» PROBLEM DETAILS
What follows is a listing. Return every line of it exactly.

» RECORDS
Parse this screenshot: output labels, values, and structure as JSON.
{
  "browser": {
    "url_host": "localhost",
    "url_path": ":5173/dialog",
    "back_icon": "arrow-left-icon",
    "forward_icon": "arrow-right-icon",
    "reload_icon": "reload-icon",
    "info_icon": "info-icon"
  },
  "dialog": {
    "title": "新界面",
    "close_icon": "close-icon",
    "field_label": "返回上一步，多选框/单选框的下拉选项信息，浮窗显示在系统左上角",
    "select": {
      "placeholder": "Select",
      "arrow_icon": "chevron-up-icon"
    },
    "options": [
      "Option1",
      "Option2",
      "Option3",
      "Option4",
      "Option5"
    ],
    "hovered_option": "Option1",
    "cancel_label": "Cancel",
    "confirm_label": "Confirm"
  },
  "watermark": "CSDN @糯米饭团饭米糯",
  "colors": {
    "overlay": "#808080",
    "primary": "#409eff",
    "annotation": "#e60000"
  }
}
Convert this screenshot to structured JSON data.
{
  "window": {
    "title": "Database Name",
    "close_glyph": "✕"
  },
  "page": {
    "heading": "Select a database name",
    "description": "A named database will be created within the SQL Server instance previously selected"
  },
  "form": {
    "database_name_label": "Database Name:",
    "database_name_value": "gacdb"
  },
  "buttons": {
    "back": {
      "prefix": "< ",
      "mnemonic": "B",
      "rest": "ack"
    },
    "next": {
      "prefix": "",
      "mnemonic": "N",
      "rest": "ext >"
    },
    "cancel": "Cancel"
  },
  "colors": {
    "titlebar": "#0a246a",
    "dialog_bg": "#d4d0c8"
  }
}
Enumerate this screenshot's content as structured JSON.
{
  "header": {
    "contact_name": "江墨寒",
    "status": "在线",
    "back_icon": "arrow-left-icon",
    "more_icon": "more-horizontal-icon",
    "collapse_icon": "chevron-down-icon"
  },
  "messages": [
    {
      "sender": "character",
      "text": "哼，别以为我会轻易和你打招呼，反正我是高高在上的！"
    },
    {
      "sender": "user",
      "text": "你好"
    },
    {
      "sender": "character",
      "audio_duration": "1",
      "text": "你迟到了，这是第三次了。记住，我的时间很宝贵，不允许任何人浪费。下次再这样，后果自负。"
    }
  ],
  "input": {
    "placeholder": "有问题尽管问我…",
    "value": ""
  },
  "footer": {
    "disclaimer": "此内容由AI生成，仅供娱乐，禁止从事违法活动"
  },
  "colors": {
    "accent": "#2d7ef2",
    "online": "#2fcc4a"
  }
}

» ANSWER BELOW
Parse this screenshot: output labels, values, and structure as JSON.
{
  "browser": {
    "url_host": "localhost",
    "url_path": ":5173/dialog",
    "back_icon": "arrow-left-icon",
    "forward_icon": "arrow-right-icon",
    "reload_icon": "reload-icon",
    "info_icon": "info-icon"
  },
  "dialog": {
    "title": "新界面",
    "close_icon": "close-icon",
    "field_label": "返回上一步，多选框/单选框的下拉选项信息，浮窗显示在系统左上角",
    "select": {
      "placeholder": "Select",
      "arrow_icon": "chevron-up-icon"
    },
    "options": [
      "Option1",
      "Option2",
      "Option3",
      "Option4",
      "Option5"
    ],
    "hovered_option": "Option1",
    "cancel_label": "Cancel",
    "confirm_label": "Confirm"
  },
  "watermark": "CSDN @糯米饭团饭米糯",
  "colors": {
    "overlay": "#808080",
    "primary": "#409eff",
    "annotation": "#e60000"
  }
}
Convert this screenshot to structured JSON data.
{
  "window": {
    "title": "Database Name",
    "close_glyph": "✕"
  },
  "page": {
    "heading": "Select a database name",
    "description": "A named database will be created within the SQL Server instance previously selected"
  },
  "form": {
    "database_name_label": "Database Name:",
    "database_name_value": "gacdb"
  },
  "buttons": {
    "back": {
      "prefix": "< ",
      "mnemonic": "B",
      "rest": "ack"
    },
    "next": {
      "prefix": "",
      "mnemonic": "N",
      "rest": "ext >"
    },
    "cancel": "Cancel"
  },
  "colors": {
    "titlebar": "#0a246a",
    "dialog_bg": "#d4d0c8"
  }
}
Enumerate this screenshot's content as structured JSON.
{
  "header": {
    "contact_name": "江墨寒",
    "status": "在线",
    "back_icon": "arrow-left-icon",
    "more_icon": "more-horizontal-icon",
    "collapse_icon": "chevron-down-icon"
  },
  "messages": [
    {
      "sender": "character",
      "text": "哼，别以为我会轻易和你打招呼，反正我是高高在上的！"
    },
    {
      "sender": "user",
      "text": "你好"
    },
    {
      "sender": "character",
      "audio_duration": "1",
      "text": "你迟到了，这是第三次了。记住，我的时间很宝贵，不允许任何人浪费。下次再这样，后果自负。"
    }
  ],
  "input": {
    "placeholder": "有问题尽管问我…",
    "value": ""
  },
  "footer": {
    "disclaimer": "此内容由AI生成，仅供娱乐，禁止从事违法活动"
  },
  "colors": {
    "accent": "#2d7ef2",
    "online": "#2fcc4a"
  }
}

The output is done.